Quote the whole listing word for word. Do not include the pictures.

_Source data_:
◇ ◇ ◇ ◇ ◇
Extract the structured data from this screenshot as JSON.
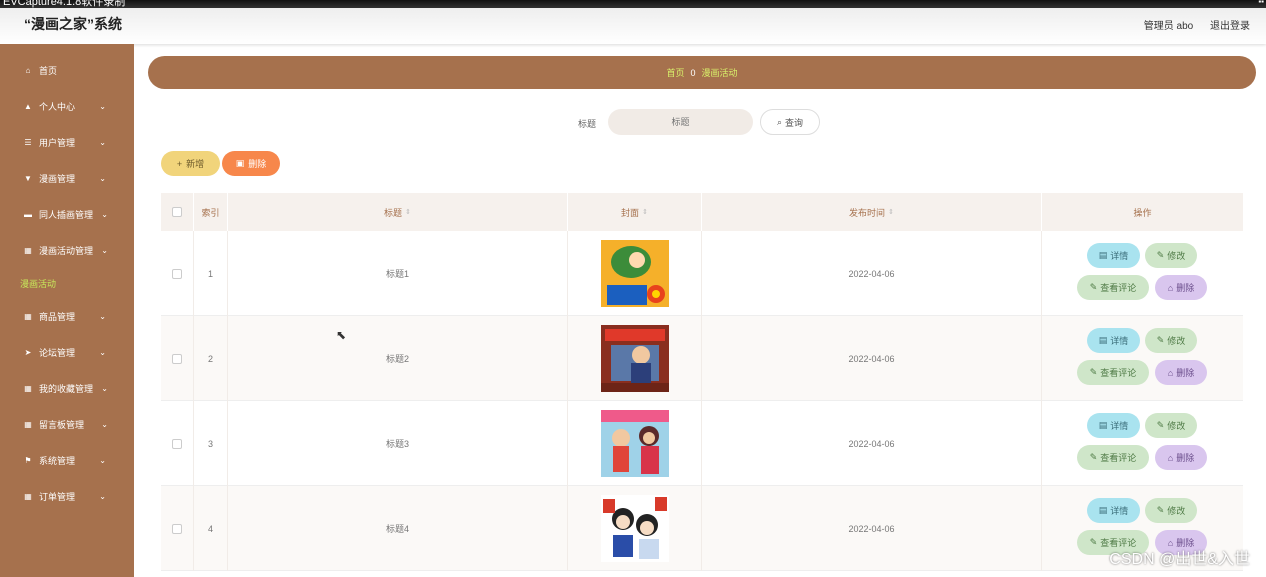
{
  "recorder": {
    "title": "EVCapture4.1.8软件录制"
  },
  "header": {
    "title": "“漫画之家”系统",
    "user": "管理员 abo",
    "logout": "退出登录"
  },
  "sidebar": {
    "items": [
      {
        "label": "首页",
        "icon": "home-icon",
        "glyph": "⌂",
        "chevron": false
      },
      {
        "label": "个人中心",
        "icon": "user-icon",
        "glyph": "▲",
        "chevron": true
      },
      {
        "label": "用户管理",
        "icon": "list-icon",
        "glyph": "☰",
        "chevron": true
      },
      {
        "label": "漫画管理",
        "icon": "book-icon",
        "glyph": "▼",
        "chevron": true
      },
      {
        "label": "同人插画管理",
        "icon": "folder-icon",
        "glyph": "▬",
        "chevron": true
      },
      {
        "label": "漫画活动管理",
        "icon": "grid-icon",
        "glyph": "▦",
        "chevron": true
      },
      {
        "label": "商品管理",
        "icon": "grid-icon",
        "glyph": "▦",
        "chevron": true
      },
      {
        "label": "论坛管理",
        "icon": "send-icon",
        "glyph": "➤",
        "chevron": true
      },
      {
        "label": "我的收藏管理",
        "icon": "grid-icon",
        "glyph": "▦",
        "chevron": true
      },
      {
        "label": "留言板管理",
        "icon": "grid-icon",
        "glyph": "▦",
        "chevron": true
      },
      {
        "label": "系统管理",
        "icon": "flag-icon",
        "glyph": "⚑",
        "chevron": true
      },
      {
        "label": "订单管理",
        "icon": "grid-icon",
        "glyph": "▦",
        "chevron": true
      }
    ],
    "active_sub": "漫画活动"
  },
  "breadcrumb": {
    "home": "首页",
    "sep": "0",
    "current": "漫画活动"
  },
  "search": {
    "label": "标题",
    "placeholder": "标题",
    "button": "查询"
  },
  "actions": {
    "add": "新增",
    "delete": "删除"
  },
  "table": {
    "headers": {
      "index": "索引",
      "title": "标题",
      "cover": "封面",
      "time": "发布时间",
      "ops": "操作"
    },
    "rows": [
      {
        "index": "1",
        "title": "标题1",
        "time": "2022-04-06"
      },
      {
        "index": "2",
        "title": "标题2",
        "time": "2022-04-06"
      },
      {
        "index": "3",
        "title": "标题3",
        "time": "2022-04-06"
      },
      {
        "index": "4",
        "title": "标题4",
        "time": "2022-04-06"
      }
    ],
    "ops": {
      "detail": "详情",
      "edit": "修改",
      "comment": "查看评论",
      "delete": "删除"
    }
  },
  "watermark": "CSDN @出世&入世",
  "colors": {
    "accent": "#a6714d",
    "breadcrumb_text": "#d8f06a",
    "add": "#f1d47b",
    "delete": "#f7874b"
  }
}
◇ ◇ ◇ ◇ ◇
_Answer_:
Extract the structured data from this screenshot as JSON.
{
  "recorder": {
    "title": "EVCapture4.1.8软件录制"
  },
  "header": {
    "title": "“漫画之家”系统",
    "user": "管理员 abo",
    "logout": "退出登录"
  },
  "sidebar": {
    "items": [
      {
        "label": "首页",
        "icon": "home-icon",
        "glyph": "⌂",
        "chevron": false
      },
      {
        "label": "个人中心",
        "icon": "user-icon",
        "glyph": "▲",
        "chevron": true
      },
      {
        "label": "用户管理",
        "icon": "list-icon",
        "glyph": "☰",
        "chevron": true
      },
      {
        "label": "漫画管理",
        "icon": "book-icon",
        "glyph": "▼",
        "chevron": true
      },
      {
        "label": "同人插画管理",
        "icon": "folder-icon",
        "glyph": "▬",
        "chevron": true
      },
      {
        "label": "漫画活动管理",
        "icon": "grid-icon",
        "glyph": "▦",
        "chevron": true
      },
      {
        "label": "商品管理",
        "icon": "grid-icon",
        "glyph": "▦",
        "chevron": true
      },
      {
        "label": "论坛管理",
        "icon": "send-icon",
        "glyph": "➤",
        "chevron": true
      },
      {
        "label": "我的收藏管理",
        "icon": "grid-icon",
        "glyph": "▦",
        "chevron": true
      },
      {
        "label": "留言板管理",
        "icon": "grid-icon",
        "glyph": "▦",
        "chevron": true
      },
      {
        "label": "系统管理",
        "icon": "flag-icon",
        "glyph": "⚑",
        "chevron": true
      },
      {
        "label": "订单管理",
        "icon": "grid-icon",
        "glyph": "▦",
        "chevron": true
      }
    ],
    "active_sub": "漫画活动"
  },
  "breadcrumb": {
    "home": "首页",
    "sep": "0",
    "current": "漫画活动"
  },
  "search": {
    "label": "标题",
    "placeholder": "标题",
    "button": "查询"
  },
  "actions": {
    "add": "新增",
    "delete": "删除"
  },
  "table": {
    "headers": {
      "index": "索引",
      "title": "标题",
      "cover": "封面",
      "time": "发布时间",
      "ops": "操作"
    },
    "rows": [
      {
        "index": "1",
        "title": "标题1",
        "time": "2022-04-06"
      },
      {
        "index": "2",
        "title": "标题2",
        "time": "2022-04-06"
      },
      {
        "index": "3",
        "title": "标题3",
        "time": "2022-04-06"
      },
      {
        "index": "4",
        "title": "标题4",
        "time": "2022-04-06"
      }
    ],
    "ops": {
      "detail": "详情",
      "edit": "修改",
      "comment": "查看评论",
      "delete": "删除"
    }
  },
  "watermark": "CSDN @出世&入世",
  "colors": {
    "accent": "#a6714d",
    "breadcrumb_text": "#d8f06a",
    "add": "#f1d47b",
    "delete": "#f7874b"
  }
}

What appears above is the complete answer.